• [Given task]
Copy these lines below word for word.

• [Information shown]
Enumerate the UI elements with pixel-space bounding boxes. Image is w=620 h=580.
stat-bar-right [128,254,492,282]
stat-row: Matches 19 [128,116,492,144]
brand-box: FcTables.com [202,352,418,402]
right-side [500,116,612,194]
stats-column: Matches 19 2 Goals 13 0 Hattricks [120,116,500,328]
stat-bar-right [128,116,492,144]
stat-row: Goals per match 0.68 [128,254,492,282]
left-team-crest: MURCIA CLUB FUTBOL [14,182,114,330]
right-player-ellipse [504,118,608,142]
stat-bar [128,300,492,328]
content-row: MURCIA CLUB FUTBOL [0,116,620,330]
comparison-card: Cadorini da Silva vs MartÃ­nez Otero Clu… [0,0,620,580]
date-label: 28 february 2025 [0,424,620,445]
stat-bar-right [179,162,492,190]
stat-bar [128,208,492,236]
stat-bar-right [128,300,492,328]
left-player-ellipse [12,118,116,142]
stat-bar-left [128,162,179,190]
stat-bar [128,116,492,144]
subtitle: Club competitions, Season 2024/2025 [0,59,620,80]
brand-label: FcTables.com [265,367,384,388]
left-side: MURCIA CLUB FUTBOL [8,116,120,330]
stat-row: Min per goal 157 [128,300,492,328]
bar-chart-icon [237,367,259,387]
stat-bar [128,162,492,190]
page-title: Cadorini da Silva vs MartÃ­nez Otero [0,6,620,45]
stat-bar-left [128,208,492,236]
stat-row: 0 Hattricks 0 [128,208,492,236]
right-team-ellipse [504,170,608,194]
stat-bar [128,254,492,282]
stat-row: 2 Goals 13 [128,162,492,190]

• [Exercise response]
Enumerate the UI elements with pixel-space bounding boxes. Image is w=620 h=580.
stat-bar-right [128,254,492,282]
stat-row: Matches 19 [128,116,492,144]
brand-box: FcTables.com [202,352,418,402]
right-side [500,116,612,194]
stats-column: Matches 19 2 Goals 13 0 Hattricks [120,116,500,328]
stat-bar-right [128,116,492,144]
stat-row: Goals per match 0.68 [128,254,492,282]
left-team-crest: MURCIA CLUB FUTBOL [14,182,114,330]
right-player-ellipse [504,118,608,142]
stat-bar [128,300,492,328]
content-row: MURCIA CLUB FUTBOL [0,116,620,330]
comparison-card: Cadorini da Silva vs MartÃ­nez Otero Clu… [0,0,620,580]
date-label: 28 february 2025 [0,424,620,445]
stat-bar-right [179,162,492,190]
stat-bar [128,208,492,236]
stat-bar-right [128,300,492,328]
left-player-ellipse [12,118,116,142]
stat-bar-left [128,162,179,190]
stat-bar [128,116,492,144]
subtitle: Club competitions, Season 2024/2025 [0,59,620,80]
brand-label: FcTables.com [265,367,384,388]
left-side: MURCIA CLUB FUTBOL [8,116,120,330]
stat-row: Min per goal 157 [128,300,492,328]
bar-chart-icon [237,367,259,387]
stat-bar [128,162,492,190]
page-title: Cadorini da Silva vs MartÃ­nez Otero [0,6,620,45]
stat-bar-left [128,208,492,236]
stat-row: 0 Hattricks 0 [128,208,492,236]
right-team-ellipse [504,170,608,194]
stat-bar [128,254,492,282]
stat-row: 2 Goals 13 [128,162,492,190]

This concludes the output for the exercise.